Entries from a dataset =>

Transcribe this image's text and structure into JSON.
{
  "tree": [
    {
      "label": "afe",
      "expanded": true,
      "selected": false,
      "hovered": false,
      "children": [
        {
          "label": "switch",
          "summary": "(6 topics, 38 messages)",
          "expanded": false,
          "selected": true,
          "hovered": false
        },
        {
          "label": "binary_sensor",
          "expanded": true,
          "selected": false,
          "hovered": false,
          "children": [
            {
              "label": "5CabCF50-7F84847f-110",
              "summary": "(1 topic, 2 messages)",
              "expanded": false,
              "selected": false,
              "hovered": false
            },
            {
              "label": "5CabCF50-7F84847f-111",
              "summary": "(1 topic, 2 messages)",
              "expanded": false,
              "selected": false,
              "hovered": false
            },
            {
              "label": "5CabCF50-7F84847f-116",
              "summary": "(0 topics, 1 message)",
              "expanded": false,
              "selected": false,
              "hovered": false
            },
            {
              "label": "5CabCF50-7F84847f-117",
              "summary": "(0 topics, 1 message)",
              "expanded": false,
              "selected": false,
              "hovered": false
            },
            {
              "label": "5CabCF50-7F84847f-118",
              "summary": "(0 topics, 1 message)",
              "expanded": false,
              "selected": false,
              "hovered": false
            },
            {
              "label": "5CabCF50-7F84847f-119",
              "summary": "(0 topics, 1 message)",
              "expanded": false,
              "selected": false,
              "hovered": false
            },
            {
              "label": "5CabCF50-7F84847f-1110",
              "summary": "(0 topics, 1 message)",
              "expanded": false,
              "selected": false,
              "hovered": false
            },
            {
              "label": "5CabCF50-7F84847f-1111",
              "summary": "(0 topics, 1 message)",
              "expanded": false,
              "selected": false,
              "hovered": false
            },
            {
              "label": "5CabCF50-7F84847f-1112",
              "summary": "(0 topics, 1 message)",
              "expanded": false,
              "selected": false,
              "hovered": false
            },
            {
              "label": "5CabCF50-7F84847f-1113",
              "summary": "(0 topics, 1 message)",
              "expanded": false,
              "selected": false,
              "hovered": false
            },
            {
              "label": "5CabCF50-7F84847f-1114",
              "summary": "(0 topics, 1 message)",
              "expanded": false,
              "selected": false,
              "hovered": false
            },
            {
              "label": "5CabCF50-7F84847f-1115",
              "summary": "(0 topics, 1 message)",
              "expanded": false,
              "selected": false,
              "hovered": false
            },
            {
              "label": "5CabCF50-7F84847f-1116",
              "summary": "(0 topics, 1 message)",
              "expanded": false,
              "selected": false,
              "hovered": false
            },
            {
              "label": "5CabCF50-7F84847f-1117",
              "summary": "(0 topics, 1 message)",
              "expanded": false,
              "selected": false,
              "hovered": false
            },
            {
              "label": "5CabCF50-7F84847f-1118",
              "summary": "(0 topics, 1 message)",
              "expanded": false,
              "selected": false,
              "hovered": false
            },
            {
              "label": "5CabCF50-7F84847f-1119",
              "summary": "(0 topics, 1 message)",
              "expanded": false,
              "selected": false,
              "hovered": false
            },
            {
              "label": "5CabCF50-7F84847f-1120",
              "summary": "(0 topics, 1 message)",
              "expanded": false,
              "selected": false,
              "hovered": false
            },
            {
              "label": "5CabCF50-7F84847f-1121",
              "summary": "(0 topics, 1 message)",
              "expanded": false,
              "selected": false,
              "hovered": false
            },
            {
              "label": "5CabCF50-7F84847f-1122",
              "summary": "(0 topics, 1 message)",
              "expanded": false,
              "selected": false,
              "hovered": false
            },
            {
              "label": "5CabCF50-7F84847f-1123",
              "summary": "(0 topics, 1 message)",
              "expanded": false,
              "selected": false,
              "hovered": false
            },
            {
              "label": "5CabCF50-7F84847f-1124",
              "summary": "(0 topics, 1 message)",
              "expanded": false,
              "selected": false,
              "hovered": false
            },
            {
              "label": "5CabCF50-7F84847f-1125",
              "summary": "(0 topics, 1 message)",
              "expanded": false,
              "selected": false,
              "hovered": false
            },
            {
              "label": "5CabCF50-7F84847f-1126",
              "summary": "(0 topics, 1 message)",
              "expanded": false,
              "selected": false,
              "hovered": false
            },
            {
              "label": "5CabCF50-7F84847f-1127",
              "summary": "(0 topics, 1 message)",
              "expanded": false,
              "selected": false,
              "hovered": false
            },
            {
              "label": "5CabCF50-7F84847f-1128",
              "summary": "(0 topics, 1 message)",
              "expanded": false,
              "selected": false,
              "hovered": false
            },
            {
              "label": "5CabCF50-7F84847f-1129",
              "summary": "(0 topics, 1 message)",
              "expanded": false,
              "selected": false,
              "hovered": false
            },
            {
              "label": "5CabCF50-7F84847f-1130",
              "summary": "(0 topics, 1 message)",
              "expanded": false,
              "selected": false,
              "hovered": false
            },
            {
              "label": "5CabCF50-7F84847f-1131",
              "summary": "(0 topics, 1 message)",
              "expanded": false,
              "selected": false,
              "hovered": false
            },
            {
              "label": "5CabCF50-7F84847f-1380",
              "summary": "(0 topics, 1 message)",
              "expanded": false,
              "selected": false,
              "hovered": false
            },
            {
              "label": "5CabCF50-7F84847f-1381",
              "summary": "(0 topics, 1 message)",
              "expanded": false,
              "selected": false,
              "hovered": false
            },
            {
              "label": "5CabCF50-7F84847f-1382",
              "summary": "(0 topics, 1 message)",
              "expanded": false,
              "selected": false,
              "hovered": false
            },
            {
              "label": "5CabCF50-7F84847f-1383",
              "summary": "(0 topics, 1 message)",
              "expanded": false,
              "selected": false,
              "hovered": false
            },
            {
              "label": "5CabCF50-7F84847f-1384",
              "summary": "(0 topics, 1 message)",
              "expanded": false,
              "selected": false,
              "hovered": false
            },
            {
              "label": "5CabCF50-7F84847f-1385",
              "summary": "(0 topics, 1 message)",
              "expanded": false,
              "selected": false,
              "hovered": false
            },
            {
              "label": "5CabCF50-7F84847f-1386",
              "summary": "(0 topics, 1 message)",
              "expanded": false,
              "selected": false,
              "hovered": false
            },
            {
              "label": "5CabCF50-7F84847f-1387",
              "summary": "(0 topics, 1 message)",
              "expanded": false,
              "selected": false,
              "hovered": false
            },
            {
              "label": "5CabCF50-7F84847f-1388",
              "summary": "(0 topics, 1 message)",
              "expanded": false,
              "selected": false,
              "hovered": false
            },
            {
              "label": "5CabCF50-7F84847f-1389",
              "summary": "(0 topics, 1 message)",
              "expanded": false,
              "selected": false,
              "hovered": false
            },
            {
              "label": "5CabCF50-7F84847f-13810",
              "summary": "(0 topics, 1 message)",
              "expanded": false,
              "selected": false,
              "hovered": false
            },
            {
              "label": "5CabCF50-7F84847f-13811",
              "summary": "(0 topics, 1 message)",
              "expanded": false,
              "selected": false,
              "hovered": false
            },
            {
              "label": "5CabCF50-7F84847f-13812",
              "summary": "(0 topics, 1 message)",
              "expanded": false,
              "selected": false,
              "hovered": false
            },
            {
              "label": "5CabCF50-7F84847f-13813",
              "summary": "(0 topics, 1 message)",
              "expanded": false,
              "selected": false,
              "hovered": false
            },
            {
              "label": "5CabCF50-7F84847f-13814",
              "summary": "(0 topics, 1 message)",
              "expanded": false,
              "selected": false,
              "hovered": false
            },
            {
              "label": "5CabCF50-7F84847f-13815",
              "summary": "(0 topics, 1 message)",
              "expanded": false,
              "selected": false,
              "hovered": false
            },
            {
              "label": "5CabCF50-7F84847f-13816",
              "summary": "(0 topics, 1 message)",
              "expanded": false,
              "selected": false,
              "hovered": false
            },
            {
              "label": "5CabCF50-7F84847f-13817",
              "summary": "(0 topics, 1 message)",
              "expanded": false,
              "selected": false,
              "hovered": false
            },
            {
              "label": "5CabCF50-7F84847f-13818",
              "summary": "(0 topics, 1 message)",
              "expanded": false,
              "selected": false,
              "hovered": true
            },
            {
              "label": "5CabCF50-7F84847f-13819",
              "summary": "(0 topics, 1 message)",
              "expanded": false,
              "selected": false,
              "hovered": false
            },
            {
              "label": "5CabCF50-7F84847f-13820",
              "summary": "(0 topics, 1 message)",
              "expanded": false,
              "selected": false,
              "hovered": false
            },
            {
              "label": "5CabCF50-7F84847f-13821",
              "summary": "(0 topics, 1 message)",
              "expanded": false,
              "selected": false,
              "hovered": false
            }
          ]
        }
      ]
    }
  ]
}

Problem to solve => Extract, from the listing above, every line where the string "true" occurs.

Response =>
      "expanded": true,
          "selected": true,
          "expanded": true,
              "hovered": true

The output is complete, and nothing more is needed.